### What this task involves
Everything from the line that holds "Give me a plain-text" through the end of the data below should be output exactly, both ends included.

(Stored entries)
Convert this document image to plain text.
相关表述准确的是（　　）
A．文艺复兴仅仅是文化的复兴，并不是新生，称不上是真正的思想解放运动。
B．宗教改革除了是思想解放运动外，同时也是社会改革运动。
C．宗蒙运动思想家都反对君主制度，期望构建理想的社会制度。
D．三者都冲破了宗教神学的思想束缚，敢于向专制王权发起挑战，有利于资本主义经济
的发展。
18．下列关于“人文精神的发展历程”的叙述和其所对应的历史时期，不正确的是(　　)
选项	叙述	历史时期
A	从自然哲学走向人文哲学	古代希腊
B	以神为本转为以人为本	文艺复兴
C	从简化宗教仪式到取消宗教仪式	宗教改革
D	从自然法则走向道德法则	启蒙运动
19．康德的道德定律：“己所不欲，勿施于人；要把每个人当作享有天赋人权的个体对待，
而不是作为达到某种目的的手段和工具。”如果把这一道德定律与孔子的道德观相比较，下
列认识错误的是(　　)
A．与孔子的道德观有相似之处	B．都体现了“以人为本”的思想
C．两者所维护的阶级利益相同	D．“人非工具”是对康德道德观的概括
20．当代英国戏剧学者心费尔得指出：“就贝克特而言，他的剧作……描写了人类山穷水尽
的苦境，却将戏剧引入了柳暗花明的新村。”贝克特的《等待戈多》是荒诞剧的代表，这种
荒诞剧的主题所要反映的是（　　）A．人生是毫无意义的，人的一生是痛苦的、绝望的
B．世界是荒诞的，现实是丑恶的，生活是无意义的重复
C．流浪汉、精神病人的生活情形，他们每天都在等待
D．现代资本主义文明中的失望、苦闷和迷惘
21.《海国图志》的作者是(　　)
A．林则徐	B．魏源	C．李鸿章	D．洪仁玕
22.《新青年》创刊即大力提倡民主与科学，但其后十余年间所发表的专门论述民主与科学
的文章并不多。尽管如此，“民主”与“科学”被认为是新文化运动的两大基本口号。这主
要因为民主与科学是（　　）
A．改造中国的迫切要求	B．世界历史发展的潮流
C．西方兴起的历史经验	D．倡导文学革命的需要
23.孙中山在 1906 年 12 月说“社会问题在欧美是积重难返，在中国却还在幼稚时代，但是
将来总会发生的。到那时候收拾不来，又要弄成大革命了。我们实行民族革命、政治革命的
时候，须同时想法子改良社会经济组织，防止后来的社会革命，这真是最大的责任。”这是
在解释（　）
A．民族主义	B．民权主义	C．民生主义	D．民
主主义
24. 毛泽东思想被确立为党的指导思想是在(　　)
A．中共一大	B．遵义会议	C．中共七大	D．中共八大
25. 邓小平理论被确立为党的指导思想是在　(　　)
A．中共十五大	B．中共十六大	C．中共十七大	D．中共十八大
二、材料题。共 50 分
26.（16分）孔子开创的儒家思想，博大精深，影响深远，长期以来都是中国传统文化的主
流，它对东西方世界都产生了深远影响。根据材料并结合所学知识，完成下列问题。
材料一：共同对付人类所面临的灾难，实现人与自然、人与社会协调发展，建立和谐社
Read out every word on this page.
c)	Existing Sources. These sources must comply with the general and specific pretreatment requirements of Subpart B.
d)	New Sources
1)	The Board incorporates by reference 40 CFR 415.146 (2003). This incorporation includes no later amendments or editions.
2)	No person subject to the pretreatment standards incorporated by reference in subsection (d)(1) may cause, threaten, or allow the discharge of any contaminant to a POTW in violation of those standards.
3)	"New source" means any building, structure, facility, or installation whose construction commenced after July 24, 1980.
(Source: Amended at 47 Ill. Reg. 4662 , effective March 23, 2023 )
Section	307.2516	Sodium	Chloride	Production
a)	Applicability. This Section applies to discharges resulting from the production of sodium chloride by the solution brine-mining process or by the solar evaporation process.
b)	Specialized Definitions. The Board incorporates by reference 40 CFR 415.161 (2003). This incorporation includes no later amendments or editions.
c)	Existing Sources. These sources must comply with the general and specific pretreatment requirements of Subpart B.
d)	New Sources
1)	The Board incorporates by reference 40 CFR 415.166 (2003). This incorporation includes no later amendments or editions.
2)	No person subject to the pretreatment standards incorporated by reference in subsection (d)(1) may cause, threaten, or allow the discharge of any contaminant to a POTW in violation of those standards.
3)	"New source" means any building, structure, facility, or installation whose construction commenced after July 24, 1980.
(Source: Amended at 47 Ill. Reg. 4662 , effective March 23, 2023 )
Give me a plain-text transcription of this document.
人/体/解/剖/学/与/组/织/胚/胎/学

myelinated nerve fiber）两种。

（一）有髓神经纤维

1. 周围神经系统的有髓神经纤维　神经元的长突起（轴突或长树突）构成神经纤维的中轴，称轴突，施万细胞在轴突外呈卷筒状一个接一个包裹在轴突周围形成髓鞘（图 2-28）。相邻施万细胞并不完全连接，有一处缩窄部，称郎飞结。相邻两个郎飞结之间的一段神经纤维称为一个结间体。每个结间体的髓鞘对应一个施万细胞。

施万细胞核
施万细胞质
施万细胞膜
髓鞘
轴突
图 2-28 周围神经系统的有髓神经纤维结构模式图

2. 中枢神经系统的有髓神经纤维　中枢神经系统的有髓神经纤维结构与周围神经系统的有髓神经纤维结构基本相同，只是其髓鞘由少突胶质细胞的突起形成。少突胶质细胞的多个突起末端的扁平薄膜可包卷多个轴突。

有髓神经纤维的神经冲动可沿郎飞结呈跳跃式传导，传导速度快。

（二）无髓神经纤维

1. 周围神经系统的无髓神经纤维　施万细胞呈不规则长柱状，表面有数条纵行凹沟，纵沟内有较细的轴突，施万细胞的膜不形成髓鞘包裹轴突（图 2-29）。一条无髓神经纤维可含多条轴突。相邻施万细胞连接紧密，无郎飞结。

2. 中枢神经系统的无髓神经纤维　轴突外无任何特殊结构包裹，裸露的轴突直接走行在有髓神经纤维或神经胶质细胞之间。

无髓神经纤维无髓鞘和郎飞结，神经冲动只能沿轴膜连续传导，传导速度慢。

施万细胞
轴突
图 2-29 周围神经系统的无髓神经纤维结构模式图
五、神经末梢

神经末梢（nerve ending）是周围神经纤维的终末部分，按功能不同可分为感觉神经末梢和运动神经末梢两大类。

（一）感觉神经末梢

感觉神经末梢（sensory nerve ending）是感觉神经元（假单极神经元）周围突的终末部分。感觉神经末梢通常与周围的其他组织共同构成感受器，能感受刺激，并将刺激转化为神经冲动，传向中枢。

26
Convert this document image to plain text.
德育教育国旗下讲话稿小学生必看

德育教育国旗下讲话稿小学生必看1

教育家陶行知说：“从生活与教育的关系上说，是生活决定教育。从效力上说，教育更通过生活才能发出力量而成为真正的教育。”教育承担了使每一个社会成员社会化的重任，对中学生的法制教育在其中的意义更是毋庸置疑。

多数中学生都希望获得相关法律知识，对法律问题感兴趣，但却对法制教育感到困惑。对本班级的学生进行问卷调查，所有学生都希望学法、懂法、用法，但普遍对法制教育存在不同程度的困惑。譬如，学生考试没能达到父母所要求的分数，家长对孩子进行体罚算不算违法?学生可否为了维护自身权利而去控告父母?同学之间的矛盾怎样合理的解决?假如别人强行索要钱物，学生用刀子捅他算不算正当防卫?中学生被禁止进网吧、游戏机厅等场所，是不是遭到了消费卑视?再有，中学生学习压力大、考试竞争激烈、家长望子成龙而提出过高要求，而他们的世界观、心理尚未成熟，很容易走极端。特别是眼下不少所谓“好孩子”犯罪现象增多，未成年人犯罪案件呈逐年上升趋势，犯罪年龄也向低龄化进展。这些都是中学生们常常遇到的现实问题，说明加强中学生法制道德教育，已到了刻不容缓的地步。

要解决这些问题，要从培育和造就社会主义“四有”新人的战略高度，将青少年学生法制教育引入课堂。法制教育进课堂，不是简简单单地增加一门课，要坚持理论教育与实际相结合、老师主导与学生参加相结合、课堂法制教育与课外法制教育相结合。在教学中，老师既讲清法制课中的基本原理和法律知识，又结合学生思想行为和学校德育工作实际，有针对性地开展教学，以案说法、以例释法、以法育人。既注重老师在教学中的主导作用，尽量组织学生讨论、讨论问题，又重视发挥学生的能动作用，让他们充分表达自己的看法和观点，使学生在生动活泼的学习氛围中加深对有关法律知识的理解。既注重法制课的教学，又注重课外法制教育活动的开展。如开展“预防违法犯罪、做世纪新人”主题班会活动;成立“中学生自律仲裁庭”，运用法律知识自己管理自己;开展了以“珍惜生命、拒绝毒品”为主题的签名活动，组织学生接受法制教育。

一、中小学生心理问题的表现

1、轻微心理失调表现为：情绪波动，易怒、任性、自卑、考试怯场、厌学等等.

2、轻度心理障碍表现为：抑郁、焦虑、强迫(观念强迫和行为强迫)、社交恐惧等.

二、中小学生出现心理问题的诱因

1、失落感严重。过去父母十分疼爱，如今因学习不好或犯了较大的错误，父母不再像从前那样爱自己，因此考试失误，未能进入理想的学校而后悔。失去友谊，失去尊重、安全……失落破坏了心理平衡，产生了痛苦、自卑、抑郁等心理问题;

### Answer to this exercise
Give me a plain-text transcription of this document.
人/体/解/剖/学/与/组/织/胚/胎/学

myelinated nerve fiber）两种。

（一）有髓神经纤维

1. 周围神经系统的有髓神经纤维　神经元的长突起（轴突或长树突）构成神经纤维的中轴，称轴突，施万细胞在轴突外呈卷筒状一个接一个包裹在轴突周围形成髓鞘（图 2-28）。相邻施万细胞并不完全连接，有一处缩窄部，称郎飞结。相邻两个郎飞结之间的一段神经纤维称为一个结间体。每个结间体的髓鞘对应一个施万细胞。

施万细胞核
施万细胞质
施万细胞膜
髓鞘
轴突
图 2-28 周围神经系统的有髓神经纤维结构模式图

2. 中枢神经系统的有髓神经纤维　中枢神经系统的有髓神经纤维结构与周围神经系统的有髓神经纤维结构基本相同，只是其髓鞘由少突胶质细胞的突起形成。少突胶质细胞的多个突起末端的扁平薄膜可包卷多个轴突。

有髓神经纤维的神经冲动可沿郎飞结呈跳跃式传导，传导速度快。

（二）无髓神经纤维

1. 周围神经系统的无髓神经纤维　施万细胞呈不规则长柱状，表面有数条纵行凹沟，纵沟内有较细的轴突，施万细胞的膜不形成髓鞘包裹轴突（图 2-29）。一条无髓神经纤维可含多条轴突。相邻施万细胞连接紧密，无郎飞结。

2. 中枢神经系统的无髓神经纤维　轴突外无任何特殊结构包裹，裸露的轴突直接走行在有髓神经纤维或神经胶质细胞之间。

无髓神经纤维无髓鞘和郎飞结，神经冲动只能沿轴膜连续传导，传导速度慢。

施万细胞
轴突
图 2-29 周围神经系统的无髓神经纤维结构模式图
五、神经末梢

神经末梢（nerve ending）是周围神经纤维的终末部分，按功能不同可分为感觉神经末梢和运动神经末梢两大类。

（一）感觉神经末梢

感觉神经末梢（sensory nerve ending）是感觉神经元（假单极神经元）周围突的终末部分。感觉神经末梢通常与周围的其他组织共同构成感受器，能感受刺激，并将刺激转化为神经冲动，传向中枢。

26
Convert this document image to plain text.
德育教育国旗下讲话稿小学生必看

德育教育国旗下讲话稿小学生必看1

教育家陶行知说：“从生活与教育的关系上说，是生活决定教育。从效力上说，教育更通过生活才能发出力量而成为真正的教育。”教育承担了使每一个社会成员社会化的重任，对中学生的法制教育在其中的意义更是毋庸置疑。

多数中学生都希望获得相关法律知识，对法律问题感兴趣，但却对法制教育感到困惑。对本班级的学生进行问卷调查，所有学生都希望学法、懂法、用法，但普遍对法制教育存在不同程度的困惑。譬如，学生考试没能达到父母所要求的分数，家长对孩子进行体罚算不算违法?学生可否为了维护自身权利而去控告父母?同学之间的矛盾怎样合理的解决?假如别人强行索要钱物，学生用刀子捅他算不算正当防卫?中学生被禁止进网吧、游戏机厅等场所，是不是遭到了消费卑视?再有，中学生学习压力大、考试竞争激烈、家长望子成龙而提出过高要求，而他们的世界观、心理尚未成熟，很容易走极端。特别是眼下不少所谓“好孩子”犯罪现象增多，未成年人犯罪案件呈逐年上升趋势，犯罪年龄也向低龄化进展。这些都是中学生们常常遇到的现实问题，说明加强中学生法制道德教育，已到了刻不容缓的地步。

要解决这些问题，要从培育和造就社会主义“四有”新人的战略高度，将青少年学生法制教育引入课堂。法制教育进课堂，不是简简单单地增加一门课，要坚持理论教育与实际相结合、老师主导与学生参加相结合、课堂法制教育与课外法制教育相结合。在教学中，老师既讲清法制课中的基本原理和法律知识，又结合学生思想行为和学校德育工作实际，有针对性地开展教学，以案说法、以例释法、以法育人。既注重老师在教学中的主导作用，尽量组织学生讨论、讨论问题，又重视发挥学生的能动作用，让他们充分表达自己的看法和观点，使学生在生动活泼的学习氛围中加深对有关法律知识的理解。既注重法制课的教学，又注重课外法制教育活动的开展。如开展“预防违法犯罪、做世纪新人”主题班会活动;成立“中学生自律仲裁庭”，运用法律知识自己管理自己;开展了以“珍惜生命、拒绝毒品”为主题的签名活动，组织学生接受法制教育。

一、中小学生心理问题的表现

1、轻微心理失调表现为：情绪波动，易怒、任性、自卑、考试怯场、厌学等等.

2、轻度心理障碍表现为：抑郁、焦虑、强迫(观念强迫和行为强迫)、社交恐惧等.

二、中小学生出现心理问题的诱因

1、失落感严重。过去父母十分疼爱，如今因学习不好或犯了较大的错误，父母不再像从前那样爱自己，因此考试失误，未能进入理想的学校而后悔。失去友谊，失去尊重、安全……失落破坏了心理平衡，产生了痛苦、自卑、抑郁等心理问题;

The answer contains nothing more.